-- Written task --
Retype all the records with nothing changed.
====== Task material ======
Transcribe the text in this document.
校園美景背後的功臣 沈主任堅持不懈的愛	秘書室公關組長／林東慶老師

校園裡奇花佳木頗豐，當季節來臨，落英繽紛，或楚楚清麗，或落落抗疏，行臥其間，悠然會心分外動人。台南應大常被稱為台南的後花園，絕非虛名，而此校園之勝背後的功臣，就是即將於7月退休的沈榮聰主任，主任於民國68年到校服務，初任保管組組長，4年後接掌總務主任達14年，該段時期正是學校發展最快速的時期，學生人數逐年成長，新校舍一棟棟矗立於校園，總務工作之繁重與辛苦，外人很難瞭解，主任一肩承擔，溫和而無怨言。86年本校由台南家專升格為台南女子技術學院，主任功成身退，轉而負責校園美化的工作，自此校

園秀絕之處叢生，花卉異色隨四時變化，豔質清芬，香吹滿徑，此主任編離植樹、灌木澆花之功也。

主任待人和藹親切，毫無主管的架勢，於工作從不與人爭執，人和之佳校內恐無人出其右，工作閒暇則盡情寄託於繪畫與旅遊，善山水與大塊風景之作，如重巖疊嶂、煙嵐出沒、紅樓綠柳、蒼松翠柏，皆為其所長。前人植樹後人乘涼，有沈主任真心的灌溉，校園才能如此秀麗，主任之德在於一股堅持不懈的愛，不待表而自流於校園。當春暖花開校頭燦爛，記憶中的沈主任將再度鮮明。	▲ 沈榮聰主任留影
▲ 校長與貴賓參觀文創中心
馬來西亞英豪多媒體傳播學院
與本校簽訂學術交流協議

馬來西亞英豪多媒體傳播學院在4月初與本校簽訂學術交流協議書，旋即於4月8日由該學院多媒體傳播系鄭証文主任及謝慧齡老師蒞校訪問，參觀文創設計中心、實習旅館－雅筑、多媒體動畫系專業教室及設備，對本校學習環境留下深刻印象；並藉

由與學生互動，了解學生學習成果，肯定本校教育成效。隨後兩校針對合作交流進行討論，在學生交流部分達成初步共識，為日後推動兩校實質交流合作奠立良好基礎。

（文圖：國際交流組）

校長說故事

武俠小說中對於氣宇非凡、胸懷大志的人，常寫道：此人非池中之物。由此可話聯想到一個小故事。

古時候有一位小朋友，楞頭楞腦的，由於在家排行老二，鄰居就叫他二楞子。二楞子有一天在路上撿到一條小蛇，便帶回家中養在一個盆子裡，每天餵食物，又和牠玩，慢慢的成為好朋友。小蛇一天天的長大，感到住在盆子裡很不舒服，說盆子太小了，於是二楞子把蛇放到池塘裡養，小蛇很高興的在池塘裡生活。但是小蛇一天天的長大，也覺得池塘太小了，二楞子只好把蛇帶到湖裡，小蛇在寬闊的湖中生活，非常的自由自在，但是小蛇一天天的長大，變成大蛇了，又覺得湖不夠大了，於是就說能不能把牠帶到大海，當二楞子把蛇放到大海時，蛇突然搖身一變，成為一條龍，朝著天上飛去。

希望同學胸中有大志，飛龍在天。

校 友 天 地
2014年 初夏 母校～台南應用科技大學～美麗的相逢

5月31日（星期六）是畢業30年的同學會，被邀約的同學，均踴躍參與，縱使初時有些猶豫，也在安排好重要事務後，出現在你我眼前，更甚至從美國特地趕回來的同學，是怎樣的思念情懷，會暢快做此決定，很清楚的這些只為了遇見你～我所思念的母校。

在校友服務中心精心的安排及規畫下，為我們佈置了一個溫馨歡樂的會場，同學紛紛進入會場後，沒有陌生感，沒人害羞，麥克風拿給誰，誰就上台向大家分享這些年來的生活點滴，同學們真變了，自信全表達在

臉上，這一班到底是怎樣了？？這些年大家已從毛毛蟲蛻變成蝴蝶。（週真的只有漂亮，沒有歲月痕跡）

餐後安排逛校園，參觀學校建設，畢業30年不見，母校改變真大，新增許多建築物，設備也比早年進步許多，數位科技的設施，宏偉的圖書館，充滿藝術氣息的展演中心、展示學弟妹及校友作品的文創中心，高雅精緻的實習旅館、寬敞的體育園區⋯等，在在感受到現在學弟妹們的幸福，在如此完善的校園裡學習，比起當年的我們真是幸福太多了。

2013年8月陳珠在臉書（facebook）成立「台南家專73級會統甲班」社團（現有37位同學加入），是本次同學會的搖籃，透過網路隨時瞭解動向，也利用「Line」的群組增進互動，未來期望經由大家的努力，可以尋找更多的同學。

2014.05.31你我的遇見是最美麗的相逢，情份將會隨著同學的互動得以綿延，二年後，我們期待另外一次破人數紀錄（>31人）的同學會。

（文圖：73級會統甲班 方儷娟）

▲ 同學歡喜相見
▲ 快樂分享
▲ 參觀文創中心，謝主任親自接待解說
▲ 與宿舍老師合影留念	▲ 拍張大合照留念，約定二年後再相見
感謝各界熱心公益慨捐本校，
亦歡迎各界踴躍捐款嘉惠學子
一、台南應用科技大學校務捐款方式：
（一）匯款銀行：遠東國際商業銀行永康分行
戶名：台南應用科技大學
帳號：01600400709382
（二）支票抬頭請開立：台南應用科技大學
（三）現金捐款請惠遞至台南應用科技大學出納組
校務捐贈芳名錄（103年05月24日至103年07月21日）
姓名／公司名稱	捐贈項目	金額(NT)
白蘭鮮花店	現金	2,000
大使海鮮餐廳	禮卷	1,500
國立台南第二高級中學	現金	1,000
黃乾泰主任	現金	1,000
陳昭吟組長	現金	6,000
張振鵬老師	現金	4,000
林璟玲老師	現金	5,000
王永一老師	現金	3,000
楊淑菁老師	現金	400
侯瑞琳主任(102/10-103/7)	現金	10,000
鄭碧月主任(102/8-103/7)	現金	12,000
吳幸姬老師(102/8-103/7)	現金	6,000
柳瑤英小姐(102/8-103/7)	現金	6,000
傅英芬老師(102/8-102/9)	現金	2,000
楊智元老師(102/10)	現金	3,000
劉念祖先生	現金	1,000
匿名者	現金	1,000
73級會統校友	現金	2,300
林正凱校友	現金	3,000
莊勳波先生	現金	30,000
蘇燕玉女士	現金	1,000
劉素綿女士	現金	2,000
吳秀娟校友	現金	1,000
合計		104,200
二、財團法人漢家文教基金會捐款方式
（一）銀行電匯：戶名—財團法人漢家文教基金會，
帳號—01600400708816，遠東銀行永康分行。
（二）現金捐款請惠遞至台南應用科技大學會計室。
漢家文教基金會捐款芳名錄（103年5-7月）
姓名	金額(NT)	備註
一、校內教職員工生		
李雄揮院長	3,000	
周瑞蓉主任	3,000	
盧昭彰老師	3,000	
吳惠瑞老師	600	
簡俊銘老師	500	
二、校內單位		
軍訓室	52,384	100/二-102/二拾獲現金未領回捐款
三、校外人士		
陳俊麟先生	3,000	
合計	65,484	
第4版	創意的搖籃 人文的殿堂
======
-- Result of the task --
Transcribe the text in this document.
校園美景背後的功臣 沈主任堅持不懈的愛	秘書室公關組長／林東慶老師

校園裡奇花佳木頗豐，當季節來臨，落英繽紛，或楚楚清麗，或落落抗疏，行臥其間，悠然會心分外動人。台南應大常被稱為台南的後花園，絕非虛名，而此校園之勝背後的功臣，就是即將於7月退休的沈榮聰主任，主任於民國68年到校服務，初任保管組組長，4年後接掌總務主任達14年，該段時期正是學校發展最快速的時期，學生人數逐年成長，新校舍一棟棟矗立於校園，總務工作之繁重與辛苦，外人很難瞭解，主任一肩承擔，溫和而無怨言。86年本校由台南家專升格為台南女子技術學院，主任功成身退，轉而負責校園美化的工作，自此校

園秀絕之處叢生，花卉異色隨四時變化，豔質清芬，香吹滿徑，此主任編離植樹、灌木澆花之功也。

主任待人和藹親切，毫無主管的架勢，於工作從不與人爭執，人和之佳校內恐無人出其右，工作閒暇則盡情寄託於繪畫與旅遊，善山水與大塊風景之作，如重巖疊嶂、煙嵐出沒、紅樓綠柳、蒼松翠柏，皆為其所長。前人植樹後人乘涼，有沈主任真心的灌溉，校園才能如此秀麗，主任之德在於一股堅持不懈的愛，不待表而自流於校園。當春暖花開校頭燦爛，記憶中的沈主任將再度鮮明。	▲ 沈榮聰主任留影
▲ 校長與貴賓參觀文創中心
馬來西亞英豪多媒體傳播學院
與本校簽訂學術交流協議

馬來西亞英豪多媒體傳播學院在4月初與本校簽訂學術交流協議書，旋即於4月8日由該學院多媒體傳播系鄭証文主任及謝慧齡老師蒞校訪問，參觀文創設計中心、實習旅館－雅筑、多媒體動畫系專業教室及設備，對本校學習環境留下深刻印象；並藉

由與學生互動，了解學生學習成果，肯定本校教育成效。隨後兩校針對合作交流進行討論，在學生交流部分達成初步共識，為日後推動兩校實質交流合作奠立良好基礎。

（文圖：國際交流組）

校長說故事

武俠小說中對於氣宇非凡、胸懷大志的人，常寫道：此人非池中之物。由此可話聯想到一個小故事。

古時候有一位小朋友，楞頭楞腦的，由於在家排行老二，鄰居就叫他二楞子。二楞子有一天在路上撿到一條小蛇，便帶回家中養在一個盆子裡，每天餵食物，又和牠玩，慢慢的成為好朋友。小蛇一天天的長大，感到住在盆子裡很不舒服，說盆子太小了，於是二楞子把蛇放到池塘裡養，小蛇很高興的在池塘裡生活。但是小蛇一天天的長大，也覺得池塘太小了，二楞子只好把蛇帶到湖裡，小蛇在寬闊的湖中生活，非常的自由自在，但是小蛇一天天的長大，變成大蛇了，又覺得湖不夠大了，於是就說能不能把牠帶到大海，當二楞子把蛇放到大海時，蛇突然搖身一變，成為一條龍，朝著天上飛去。

希望同學胸中有大志，飛龍在天。

校 友 天 地
2014年 初夏 母校～台南應用科技大學～美麗的相逢

5月31日（星期六）是畢業30年的同學會，被邀約的同學，均踴躍參與，縱使初時有些猶豫，也在安排好重要事務後，出現在你我眼前，更甚至從美國特地趕回來的同學，是怎樣的思念情懷，會暢快做此決定，很清楚的這些只為了遇見你～我所思念的母校。

在校友服務中心精心的安排及規畫下，為我們佈置了一個溫馨歡樂的會場，同學紛紛進入會場後，沒有陌生感，沒人害羞，麥克風拿給誰，誰就上台向大家分享這些年來的生活點滴，同學們真變了，自信全表達在

臉上，這一班到底是怎樣了？？這些年大家已從毛毛蟲蛻變成蝴蝶。（週真的只有漂亮，沒有歲月痕跡）

餐後安排逛校園，參觀學校建設，畢業30年不見，母校改變真大，新增許多建築物，設備也比早年進步許多，數位科技的設施，宏偉的圖書館，充滿藝術氣息的展演中心、展示學弟妹及校友作品的文創中心，高雅精緻的實習旅館、寬敞的體育園區⋯等，在在感受到現在學弟妹們的幸福，在如此完善的校園裡學習，比起當年的我們真是幸福太多了。

2013年8月陳珠在臉書（facebook）成立「台南家專73級會統甲班」社團（現有37位同學加入），是本次同學會的搖籃，透過網路隨時瞭解動向，也利用「Line」的群組增進互動，未來期望經由大家的努力，可以尋找更多的同學。

2014.05.31你我的遇見是最美麗的相逢，情份將會隨著同學的互動得以綿延，二年後，我們期待另外一次破人數紀錄（>31人）的同學會。

（文圖：73級會統甲班 方儷娟）

▲ 同學歡喜相見
▲ 快樂分享
▲ 參觀文創中心，謝主任親自接待解說
▲ 與宿舍老師合影留念	▲ 拍張大合照留念，約定二年後再相見
感謝各界熱心公益慨捐本校，
亦歡迎各界踴躍捐款嘉惠學子
一、台南應用科技大學校務捐款方式：
（一）匯款銀行：遠東國際商業銀行永康分行
戶名：台南應用科技大學
帳號：01600400709382
（二）支票抬頭請開立：台南應用科技大學
（三）現金捐款請惠遞至台南應用科技大學出納組
校務捐贈芳名錄（103年05月24日至103年07月21日）
姓名／公司名稱	捐贈項目	金額(NT)
白蘭鮮花店	現金	2,000
大使海鮮餐廳	禮卷	1,500
國立台南第二高級中學	現金	1,000
黃乾泰主任	現金	1,000
陳昭吟組長	現金	6,000
張振鵬老師	現金	4,000
林璟玲老師	現金	5,000
王永一老師	現金	3,000
楊淑菁老師	現金	400
侯瑞琳主任(102/10-103/7)	現金	10,000
鄭碧月主任(102/8-103/7)	現金	12,000
吳幸姬老師(102/8-103/7)	現金	6,000
柳瑤英小姐(102/8-103/7)	現金	6,000
傅英芬老師(102/8-102/9)	現金	2,000
楊智元老師(102/10)	現金	3,000
劉念祖先生	現金	1,000
匿名者	現金	1,000
73級會統校友	現金	2,300
林正凱校友	現金	3,000
莊勳波先生	現金	30,000
蘇燕玉女士	現金	1,000
劉素綿女士	現金	2,000
吳秀娟校友	現金	1,000
合計		104,200
二、財團法人漢家文教基金會捐款方式
（一）銀行電匯：戶名—財團法人漢家文教基金會，
帳號—01600400708816，遠東銀行永康分行。
（二）現金捐款請惠遞至台南應用科技大學會計室。
漢家文教基金會捐款芳名錄（103年5-7月）
姓名	金額(NT)	備註
一、校內教職員工生		
李雄揮院長	3,000	
周瑞蓉主任	3,000	
盧昭彰老師	3,000	
吳惠瑞老師	600	
簡俊銘老師	500	
二、校內單位		
軍訓室	52,384	100/二-102/二拾獲現金未領回捐款
三、校外人士		
陳俊麟先生	3,000	
合計	65,484	
第4版	創意的搖籃 人文的殿堂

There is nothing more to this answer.